### [AIM]
Print all the entries verbatim.
>>>>
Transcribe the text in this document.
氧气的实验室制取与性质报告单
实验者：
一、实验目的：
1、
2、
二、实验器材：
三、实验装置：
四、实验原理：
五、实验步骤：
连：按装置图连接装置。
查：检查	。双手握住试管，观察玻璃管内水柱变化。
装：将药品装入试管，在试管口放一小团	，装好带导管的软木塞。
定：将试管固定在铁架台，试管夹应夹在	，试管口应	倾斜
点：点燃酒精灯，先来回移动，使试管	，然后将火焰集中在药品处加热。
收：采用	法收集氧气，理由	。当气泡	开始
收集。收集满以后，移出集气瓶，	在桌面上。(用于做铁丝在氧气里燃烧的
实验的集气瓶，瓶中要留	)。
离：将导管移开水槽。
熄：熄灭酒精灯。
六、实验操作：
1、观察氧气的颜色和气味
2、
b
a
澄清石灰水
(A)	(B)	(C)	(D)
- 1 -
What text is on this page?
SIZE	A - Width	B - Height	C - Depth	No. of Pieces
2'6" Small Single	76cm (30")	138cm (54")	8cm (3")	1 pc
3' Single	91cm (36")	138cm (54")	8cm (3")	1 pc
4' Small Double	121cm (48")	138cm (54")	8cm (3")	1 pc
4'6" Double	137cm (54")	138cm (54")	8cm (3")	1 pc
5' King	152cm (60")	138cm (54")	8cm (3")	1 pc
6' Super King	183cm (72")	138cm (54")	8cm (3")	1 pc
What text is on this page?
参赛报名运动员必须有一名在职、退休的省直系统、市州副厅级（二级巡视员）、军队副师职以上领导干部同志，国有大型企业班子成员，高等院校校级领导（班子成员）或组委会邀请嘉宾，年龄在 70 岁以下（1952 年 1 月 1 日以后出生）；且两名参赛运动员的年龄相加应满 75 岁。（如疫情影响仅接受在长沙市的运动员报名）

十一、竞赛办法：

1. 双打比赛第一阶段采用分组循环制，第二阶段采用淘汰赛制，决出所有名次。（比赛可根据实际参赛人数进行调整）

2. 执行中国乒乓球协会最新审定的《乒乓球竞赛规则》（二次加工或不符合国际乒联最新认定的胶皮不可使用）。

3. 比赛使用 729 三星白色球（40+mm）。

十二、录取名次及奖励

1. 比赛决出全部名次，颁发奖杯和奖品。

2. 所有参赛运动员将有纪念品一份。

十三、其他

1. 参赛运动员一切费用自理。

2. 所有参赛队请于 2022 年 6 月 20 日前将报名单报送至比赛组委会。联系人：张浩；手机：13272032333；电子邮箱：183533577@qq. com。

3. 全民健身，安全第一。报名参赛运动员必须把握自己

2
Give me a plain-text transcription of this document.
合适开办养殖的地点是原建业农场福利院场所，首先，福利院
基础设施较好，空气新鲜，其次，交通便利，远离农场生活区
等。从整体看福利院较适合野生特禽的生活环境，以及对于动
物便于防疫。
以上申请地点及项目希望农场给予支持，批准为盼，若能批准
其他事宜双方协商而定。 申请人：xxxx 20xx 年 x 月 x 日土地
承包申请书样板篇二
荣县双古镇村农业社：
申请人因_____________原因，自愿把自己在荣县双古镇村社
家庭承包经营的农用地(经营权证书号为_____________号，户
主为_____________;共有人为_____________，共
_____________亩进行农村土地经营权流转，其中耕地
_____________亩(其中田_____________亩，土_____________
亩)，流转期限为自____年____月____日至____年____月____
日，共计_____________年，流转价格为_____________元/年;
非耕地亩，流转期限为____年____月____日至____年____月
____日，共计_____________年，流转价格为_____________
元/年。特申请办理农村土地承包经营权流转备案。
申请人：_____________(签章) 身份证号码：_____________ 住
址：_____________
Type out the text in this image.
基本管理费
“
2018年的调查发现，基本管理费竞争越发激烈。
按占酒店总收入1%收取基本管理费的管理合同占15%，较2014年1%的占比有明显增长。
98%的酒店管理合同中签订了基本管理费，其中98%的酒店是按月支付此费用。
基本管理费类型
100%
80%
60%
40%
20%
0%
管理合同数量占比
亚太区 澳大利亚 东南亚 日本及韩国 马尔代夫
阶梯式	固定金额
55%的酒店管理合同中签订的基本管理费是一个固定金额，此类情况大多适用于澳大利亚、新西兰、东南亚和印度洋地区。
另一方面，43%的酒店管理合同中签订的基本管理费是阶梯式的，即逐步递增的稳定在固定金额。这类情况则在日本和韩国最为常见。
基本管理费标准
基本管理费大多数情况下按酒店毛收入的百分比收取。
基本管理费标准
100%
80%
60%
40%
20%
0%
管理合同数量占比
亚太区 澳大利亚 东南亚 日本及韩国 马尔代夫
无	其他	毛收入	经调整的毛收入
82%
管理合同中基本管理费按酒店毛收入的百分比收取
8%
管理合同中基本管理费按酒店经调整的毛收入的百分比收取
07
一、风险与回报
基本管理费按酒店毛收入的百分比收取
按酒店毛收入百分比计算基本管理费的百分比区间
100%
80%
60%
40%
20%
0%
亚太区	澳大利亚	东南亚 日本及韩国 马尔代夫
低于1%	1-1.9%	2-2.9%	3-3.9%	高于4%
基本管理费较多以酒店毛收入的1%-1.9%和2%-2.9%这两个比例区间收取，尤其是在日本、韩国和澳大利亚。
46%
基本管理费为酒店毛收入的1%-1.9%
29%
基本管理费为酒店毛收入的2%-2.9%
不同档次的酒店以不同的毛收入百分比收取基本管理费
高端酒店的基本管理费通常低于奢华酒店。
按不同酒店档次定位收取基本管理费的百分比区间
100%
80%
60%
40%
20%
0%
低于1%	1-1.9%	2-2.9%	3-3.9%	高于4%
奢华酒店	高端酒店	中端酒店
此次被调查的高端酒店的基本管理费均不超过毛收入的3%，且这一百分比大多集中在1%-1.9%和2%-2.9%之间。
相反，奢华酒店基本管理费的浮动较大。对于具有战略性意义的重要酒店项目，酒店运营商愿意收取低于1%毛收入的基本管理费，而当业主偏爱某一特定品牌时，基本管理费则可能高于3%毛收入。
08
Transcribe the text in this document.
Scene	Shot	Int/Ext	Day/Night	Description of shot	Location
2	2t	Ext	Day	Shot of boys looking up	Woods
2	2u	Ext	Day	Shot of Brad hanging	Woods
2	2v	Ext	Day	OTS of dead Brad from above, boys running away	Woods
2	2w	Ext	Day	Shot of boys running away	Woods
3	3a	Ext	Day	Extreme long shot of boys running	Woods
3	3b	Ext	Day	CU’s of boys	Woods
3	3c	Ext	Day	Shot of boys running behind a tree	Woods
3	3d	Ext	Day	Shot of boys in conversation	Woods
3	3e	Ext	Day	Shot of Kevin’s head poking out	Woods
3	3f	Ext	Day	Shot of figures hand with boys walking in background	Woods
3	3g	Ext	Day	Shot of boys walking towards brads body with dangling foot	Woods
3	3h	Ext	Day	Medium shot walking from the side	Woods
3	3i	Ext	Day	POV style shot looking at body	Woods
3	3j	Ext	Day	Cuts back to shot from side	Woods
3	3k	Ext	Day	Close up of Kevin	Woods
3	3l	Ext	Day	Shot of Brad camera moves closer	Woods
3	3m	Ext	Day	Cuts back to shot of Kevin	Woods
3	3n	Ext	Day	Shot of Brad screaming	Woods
<<<<
### [WRITTEN RESPONSE]
Transcribe the text in this document.
氧气的实验室制取与性质报告单
实验者：
一、实验目的：
1、
2、
二、实验器材：
三、实验装置：
四、实验原理：
五、实验步骤：
连：按装置图连接装置。
查：检查	。双手握住试管，观察玻璃管内水柱变化。
装：将药品装入试管，在试管口放一小团	，装好带导管的软木塞。
定：将试管固定在铁架台，试管夹应夹在	，试管口应	倾斜
点：点燃酒精灯，先来回移动，使试管	，然后将火焰集中在药品处加热。
收：采用	法收集氧气，理由	。当气泡	开始
收集。收集满以后，移出集气瓶，	在桌面上。(用于做铁丝在氧气里燃烧的
实验的集气瓶，瓶中要留	)。
离：将导管移开水槽。
熄：熄灭酒精灯。
六、实验操作：
1、观察氧气的颜色和气味
2、
b
a
澄清石灰水
(A)	(B)	(C)	(D)
- 1 -
What text is on this page?
SIZE	A - Width	B - Height	C - Depth	No. of Pieces
2'6" Small Single	76cm (30")	138cm (54")	8cm (3")	1 pc
3' Single	91cm (36")	138cm (54")	8cm (3")	1 pc
4' Small Double	121cm (48")	138cm (54")	8cm (3")	1 pc
4'6" Double	137cm (54")	138cm (54")	8cm (3")	1 pc
5' King	152cm (60")	138cm (54")	8cm (3")	1 pc
6' Super King	183cm (72")	138cm (54")	8cm (3")	1 pc
What text is on this page?
参赛报名运动员必须有一名在职、退休的省直系统、市州副厅级（二级巡视员）、军队副师职以上领导干部同志，国有大型企业班子成员，高等院校校级领导（班子成员）或组委会邀请嘉宾，年龄在 70 岁以下（1952 年 1 月 1 日以后出生）；且两名参赛运动员的年龄相加应满 75 岁。（如疫情影响仅接受在长沙市的运动员报名）

十一、竞赛办法：

1. 双打比赛第一阶段采用分组循环制，第二阶段采用淘汰赛制，决出所有名次。（比赛可根据实际参赛人数进行调整）

2. 执行中国乒乓球协会最新审定的《乒乓球竞赛规则》（二次加工或不符合国际乒联最新认定的胶皮不可使用）。

3. 比赛使用 729 三星白色球（40+mm）。

十二、录取名次及奖励

1. 比赛决出全部名次，颁发奖杯和奖品。

2. 所有参赛运动员将有纪念品一份。

十三、其他

1. 参赛运动员一切费用自理。

2. 所有参赛队请于 2022 年 6 月 20 日前将报名单报送至比赛组委会。联系人：张浩；手机：13272032333；电子邮箱：183533577@qq. com。

3. 全民健身，安全第一。报名参赛运动员必须把握自己

2
Give me a plain-text transcription of this document.
合适开办养殖的地点是原建业农场福利院场所，首先，福利院
基础设施较好，空气新鲜，其次，交通便利，远离农场生活区
等。从整体看福利院较适合野生特禽的生活环境，以及对于动
物便于防疫。
以上申请地点及项目希望农场给予支持，批准为盼，若能批准
其他事宜双方协商而定。 申请人：xxxx 20xx 年 x 月 x 日土地
承包申请书样板篇二
荣县双古镇村农业社：
申请人因_____________原因，自愿把自己在荣县双古镇村社
家庭承包经营的农用地(经营权证书号为_____________号，户
主为_____________;共有人为_____________，共
_____________亩进行农村土地经营权流转，其中耕地
_____________亩(其中田_____________亩，土_____________
亩)，流转期限为自____年____月____日至____年____月____
日，共计_____________年，流转价格为_____________元/年;
非耕地亩，流转期限为____年____月____日至____年____月
____日，共计_____________年，流转价格为_____________
元/年。特申请办理农村土地承包经营权流转备案。
申请人：_____________(签章) 身份证号码：_____________ 住
址：_____________
Type out the text in this image.
基本管理费
“
2018年的调查发现，基本管理费竞争越发激烈。
按占酒店总收入1%收取基本管理费的管理合同占15%，较2014年1%的占比有明显增长。
98%的酒店管理合同中签订了基本管理费，其中98%的酒店是按月支付此费用。
基本管理费类型
100%
80%
60%
40%
20%
0%
管理合同数量占比
亚太区 澳大利亚 东南亚 日本及韩国 马尔代夫
阶梯式	固定金额
55%的酒店管理合同中签订的基本管理费是一个固定金额，此类情况大多适用于澳大利亚、新西兰、东南亚和印度洋地区。
另一方面，43%的酒店管理合同中签订的基本管理费是阶梯式的，即逐步递增的稳定在固定金额。这类情况则在日本和韩国最为常见。
基本管理费标准
基本管理费大多数情况下按酒店毛收入的百分比收取。
基本管理费标准
100%
80%
60%
40%
20%
0%
管理合同数量占比
亚太区 澳大利亚 东南亚 日本及韩国 马尔代夫
无	其他	毛收入	经调整的毛收入
82%
管理合同中基本管理费按酒店毛收入的百分比收取
8%
管理合同中基本管理费按酒店经调整的毛收入的百分比收取
07
一、风险与回报
基本管理费按酒店毛收入的百分比收取
按酒店毛收入百分比计算基本管理费的百分比区间
100%
80%
60%
40%
20%
0%
亚太区	澳大利亚	东南亚 日本及韩国 马尔代夫
低于1%	1-1.9%	2-2.9%	3-3.9%	高于4%
基本管理费较多以酒店毛收入的1%-1.9%和2%-2.9%这两个比例区间收取，尤其是在日本、韩国和澳大利亚。
46%
基本管理费为酒店毛收入的1%-1.9%
29%
基本管理费为酒店毛收入的2%-2.9%
不同档次的酒店以不同的毛收入百分比收取基本管理费
高端酒店的基本管理费通常低于奢华酒店。
按不同酒店档次定位收取基本管理费的百分比区间
100%
80%
60%
40%
20%
0%
低于1%	1-1.9%	2-2.9%	3-3.9%	高于4%
奢华酒店	高端酒店	中端酒店
此次被调查的高端酒店的基本管理费均不超过毛收入的3%，且这一百分比大多集中在1%-1.9%和2%-2.9%之间。
相反，奢华酒店基本管理费的浮动较大。对于具有战略性意义的重要酒店项目，酒店运营商愿意收取低于1%毛收入的基本管理费，而当业主偏爱某一特定品牌时，基本管理费则可能高于3%毛收入。
08
Transcribe the text in this document.
Scene	Shot	Int/Ext	Day/Night	Description of shot	Location
2	2t	Ext	Day	Shot of boys looking up	Woods
2	2u	Ext	Day	Shot of Brad hanging	Woods
2	2v	Ext	Day	OTS of dead Brad from above, boys running away	Woods
2	2w	Ext	Day	Shot of boys running away	Woods
3	3a	Ext	Day	Extreme long shot of boys running	Woods
3	3b	Ext	Day	CU’s of boys	Woods
3	3c	Ext	Day	Shot of boys running behind a tree	Woods
3	3d	Ext	Day	Shot of boys in conversation	Woods
3	3e	Ext	Day	Shot of Kevin’s head poking out	Woods
3	3f	Ext	Day	Shot of figures hand with boys walking in background	Woods
3	3g	Ext	Day	Shot of boys walking towards brads body with dangling foot	Woods
3	3h	Ext	Day	Medium shot walking from the side	Woods
3	3i	Ext	Day	POV style shot looking at body	Woods
3	3j	Ext	Day	Cuts back to shot from side	Woods
3	3k	Ext	Day	Close up of Kevin	Woods
3	3l	Ext	Day	Shot of Brad camera moves closer	Woods
3	3m	Ext	Day	Cuts back to shot of Kevin	Woods
3	3n	Ext	Day	Shot of Brad screaming	Woods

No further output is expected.